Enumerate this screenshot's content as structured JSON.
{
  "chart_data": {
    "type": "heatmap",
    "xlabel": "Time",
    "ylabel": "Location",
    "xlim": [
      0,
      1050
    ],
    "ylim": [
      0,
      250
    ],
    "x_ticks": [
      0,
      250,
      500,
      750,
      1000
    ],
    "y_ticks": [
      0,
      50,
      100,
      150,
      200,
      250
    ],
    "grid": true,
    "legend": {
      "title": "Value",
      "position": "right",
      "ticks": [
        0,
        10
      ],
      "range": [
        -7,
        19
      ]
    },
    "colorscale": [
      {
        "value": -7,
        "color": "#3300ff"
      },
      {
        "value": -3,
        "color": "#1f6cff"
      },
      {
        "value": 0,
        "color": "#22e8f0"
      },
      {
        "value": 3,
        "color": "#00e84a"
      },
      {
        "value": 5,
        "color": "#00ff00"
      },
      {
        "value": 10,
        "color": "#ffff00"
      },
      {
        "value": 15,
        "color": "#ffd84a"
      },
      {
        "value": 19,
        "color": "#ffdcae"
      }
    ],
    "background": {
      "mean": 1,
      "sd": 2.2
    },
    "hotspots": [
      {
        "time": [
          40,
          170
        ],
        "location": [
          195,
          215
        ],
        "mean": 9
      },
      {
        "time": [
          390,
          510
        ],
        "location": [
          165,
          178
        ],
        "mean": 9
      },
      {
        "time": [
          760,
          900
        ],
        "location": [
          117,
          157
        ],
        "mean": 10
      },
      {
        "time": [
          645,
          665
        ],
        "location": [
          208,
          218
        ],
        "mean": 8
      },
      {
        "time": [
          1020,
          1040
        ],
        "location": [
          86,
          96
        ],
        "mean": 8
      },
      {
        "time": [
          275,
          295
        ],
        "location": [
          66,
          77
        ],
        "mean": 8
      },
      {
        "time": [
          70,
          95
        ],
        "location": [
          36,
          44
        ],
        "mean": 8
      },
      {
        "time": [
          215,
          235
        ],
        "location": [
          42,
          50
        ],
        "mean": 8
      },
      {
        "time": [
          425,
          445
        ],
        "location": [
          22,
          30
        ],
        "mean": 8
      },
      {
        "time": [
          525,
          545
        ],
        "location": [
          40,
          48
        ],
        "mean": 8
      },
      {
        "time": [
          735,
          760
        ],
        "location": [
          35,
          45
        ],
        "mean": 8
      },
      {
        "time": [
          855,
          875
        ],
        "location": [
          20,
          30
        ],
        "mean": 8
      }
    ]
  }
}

#####

STATED EXERCISE
Give the complete listing a second time, exactly as it reads.

WRITTEN SOLUTION
Enumerate this screenshot's content as structured JSON.
{
  "chart_data": {
    "type": "heatmap",
    "xlabel": "Time",
    "ylabel": "Location",
    "xlim": [
      0,
      1050
    ],
    "ylim": [
      0,
      250
    ],
    "x_ticks": [
      0,
      250,
      500,
      750,
      1000
    ],
    "y_ticks": [
      0,
      50,
      100,
      150,
      200,
      250
    ],
    "grid": true,
    "legend": {
      "title": "Value",
      "position": "right",
      "ticks": [
        0,
        10
      ],
      "range": [
        -7,
        19
      ]
    },
    "colorscale": [
      {
        "value": -7,
        "color": "#3300ff"
      },
      {
        "value": -3,
        "color": "#1f6cff"
      },
      {
        "value": 0,
        "color": "#22e8f0"
      },
      {
        "value": 3,
        "color": "#00e84a"
      },
      {
        "value": 5,
        "color": "#00ff00"
      },
      {
        "value": 10,
        "color": "#ffff00"
      },
      {
        "value": 15,
        "color": "#ffd84a"
      },
      {
        "value": 19,
        "color": "#ffdcae"
      }
    ],
    "background": {
      "mean": 1,
      "sd": 2.2
    },
    "hotspots": [
      {
        "time": [
          40,
          170
        ],
        "location": [
          195,
          215
        ],
        "mean": 9
      },
      {
        "time": [
          390,
          510
        ],
        "location": [
          165,
          178
        ],
        "mean": 9
      },
      {
        "time": [
          760,
          900
        ],
        "location": [
          117,
          157
        ],
        "mean": 10
      },
      {
        "time": [
          645,
          665
        ],
        "location": [
          208,
          218
        ],
        "mean": 8
      },
      {
        "time": [
          1020,
          1040
        ],
        "location": [
          86,
          96
        ],
        "mean": 8
      },
      {
        "time": [
          275,
          295
        ],
        "location": [
          66,
          77
        ],
        "mean": 8
      },
      {
        "time": [
          70,
          95
        ],
        "location": [
          36,
          44
        ],
        "mean": 8
      },
      {
        "time": [
          215,
          235
        ],
        "location": [
          42,
          50
        ],
        "mean": 8
      },
      {
        "time": [
          425,
          445
        ],
        "location": [
          22,
          30
        ],
        "mean": 8
      },
      {
        "time": [
          525,
          545
        ],
        "location": [
          40,
          48
        ],
        "mean": 8
      },
      {
        "time": [
          735,
          760
        ],
        "location": [
          35,
          45
        ],
        "mean": 8
      },
      {
        "time": [
          855,
          875
        ],
        "location": [
          20,
          30
        ],
        "mean": 8
      }
    ]
  }
}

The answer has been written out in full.